*GIVEN DATA*.
════
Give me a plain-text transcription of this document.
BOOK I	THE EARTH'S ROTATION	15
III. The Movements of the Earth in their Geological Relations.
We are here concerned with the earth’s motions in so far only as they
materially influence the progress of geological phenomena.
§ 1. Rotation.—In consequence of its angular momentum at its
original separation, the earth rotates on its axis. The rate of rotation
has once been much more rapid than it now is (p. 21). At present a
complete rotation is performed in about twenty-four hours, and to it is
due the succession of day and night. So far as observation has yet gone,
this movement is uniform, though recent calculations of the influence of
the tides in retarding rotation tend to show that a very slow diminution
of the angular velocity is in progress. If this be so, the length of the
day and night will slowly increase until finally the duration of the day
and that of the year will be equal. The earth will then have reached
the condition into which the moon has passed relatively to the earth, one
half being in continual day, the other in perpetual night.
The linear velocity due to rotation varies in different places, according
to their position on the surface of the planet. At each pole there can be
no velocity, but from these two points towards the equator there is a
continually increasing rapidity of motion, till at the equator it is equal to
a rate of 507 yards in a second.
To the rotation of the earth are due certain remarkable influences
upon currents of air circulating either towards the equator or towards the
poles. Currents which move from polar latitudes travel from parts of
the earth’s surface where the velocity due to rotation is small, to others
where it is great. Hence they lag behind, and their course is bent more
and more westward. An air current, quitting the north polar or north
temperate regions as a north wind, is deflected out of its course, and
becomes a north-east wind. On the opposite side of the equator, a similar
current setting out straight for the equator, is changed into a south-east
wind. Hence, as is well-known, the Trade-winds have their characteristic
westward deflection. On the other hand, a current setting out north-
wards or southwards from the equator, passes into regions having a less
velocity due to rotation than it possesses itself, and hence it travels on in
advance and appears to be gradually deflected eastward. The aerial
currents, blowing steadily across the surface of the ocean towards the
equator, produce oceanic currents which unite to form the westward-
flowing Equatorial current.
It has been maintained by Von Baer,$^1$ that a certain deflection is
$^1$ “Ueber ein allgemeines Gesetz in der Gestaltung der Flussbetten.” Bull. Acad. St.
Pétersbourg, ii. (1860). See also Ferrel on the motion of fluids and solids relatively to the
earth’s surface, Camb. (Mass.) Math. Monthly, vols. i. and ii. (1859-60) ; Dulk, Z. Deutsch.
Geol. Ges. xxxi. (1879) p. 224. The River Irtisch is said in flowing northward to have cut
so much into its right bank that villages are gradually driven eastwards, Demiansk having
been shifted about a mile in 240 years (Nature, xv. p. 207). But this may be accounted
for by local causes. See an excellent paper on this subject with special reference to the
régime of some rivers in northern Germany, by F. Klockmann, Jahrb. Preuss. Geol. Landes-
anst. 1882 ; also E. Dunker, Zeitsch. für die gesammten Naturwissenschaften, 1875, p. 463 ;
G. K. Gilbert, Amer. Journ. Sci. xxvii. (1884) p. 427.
════
*WHAT THE TASK ASKS*. The whole listing above needs to be written out again exactly.

*RESULT*.
Give me a plain-text transcription of this document.
BOOK I	THE EARTH'S ROTATION	15
III. The Movements of the Earth in their Geological Relations.
We are here concerned with the earth’s motions in so far only as they
materially influence the progress of geological phenomena.
§ 1. Rotation.—In consequence of its angular momentum at its
original separation, the earth rotates on its axis. The rate of rotation
has once been much more rapid than it now is (p. 21). At present a
complete rotation is performed in about twenty-four hours, and to it is
due the succession of day and night. So far as observation has yet gone,
this movement is uniform, though recent calculations of the influence of
the tides in retarding rotation tend to show that a very slow diminution
of the angular velocity is in progress. If this be so, the length of the
day and night will slowly increase until finally the duration of the day
and that of the year will be equal. The earth will then have reached
the condition into which the moon has passed relatively to the earth, one
half being in continual day, the other in perpetual night.
The linear velocity due to rotation varies in different places, according
to their position on the surface of the planet. At each pole there can be
no velocity, but from these two points towards the equator there is a
continually increasing rapidity of motion, till at the equator it is equal to
a rate of 507 yards in a second.
To the rotation of the earth are due certain remarkable influences
upon currents of air circulating either towards the equator or towards the
poles. Currents which move from polar latitudes travel from parts of
the earth’s surface where the velocity due to rotation is small, to others
where it is great. Hence they lag behind, and their course is bent more
and more westward. An air current, quitting the north polar or north
temperate regions as a north wind, is deflected out of its course, and
becomes a north-east wind. On the opposite side of the equator, a similar
current setting out straight for the equator, is changed into a south-east
wind. Hence, as is well-known, the Trade-winds have their characteristic
westward deflection. On the other hand, a current setting out north-
wards or southwards from the equator, passes into regions having a less
velocity due to rotation than it possesses itself, and hence it travels on in
advance and appears to be gradually deflected eastward. The aerial
currents, blowing steadily across the surface of the ocean towards the
equator, produce oceanic currents which unite to form the westward-
flowing Equatorial current.
It has been maintained by Von Baer,$^1$ that a certain deflection is
$^1$ “Ueber ein allgemeines Gesetz in der Gestaltung der Flussbetten.” Bull. Acad. St.
Pétersbourg, ii. (1860). See also Ferrel on the motion of fluids and solids relatively to the
earth’s surface, Camb. (Mass.) Math. Monthly, vols. i. and ii. (1859-60) ; Dulk, Z. Deutsch.
Geol. Ges. xxxi. (1879) p. 224. The River Irtisch is said in flowing northward to have cut
so much into its right bank that villages are gradually driven eastwards, Demiansk having
been shifted about a mile in 240 years (Nature, xv. p. 207). But this may be accounted
for by local causes. See an excellent paper on this subject with special reference to the
régime of some rivers in northern Germany, by F. Klockmann, Jahrb. Preuss. Geol. Landes-
anst. 1882 ; also E. Dunker, Zeitsch. für die gesammten Naturwissenschaften, 1875, p. 463 ;
G. K. Gilbert, Amer. Journ. Sci. xxvii. (1884) p. 427.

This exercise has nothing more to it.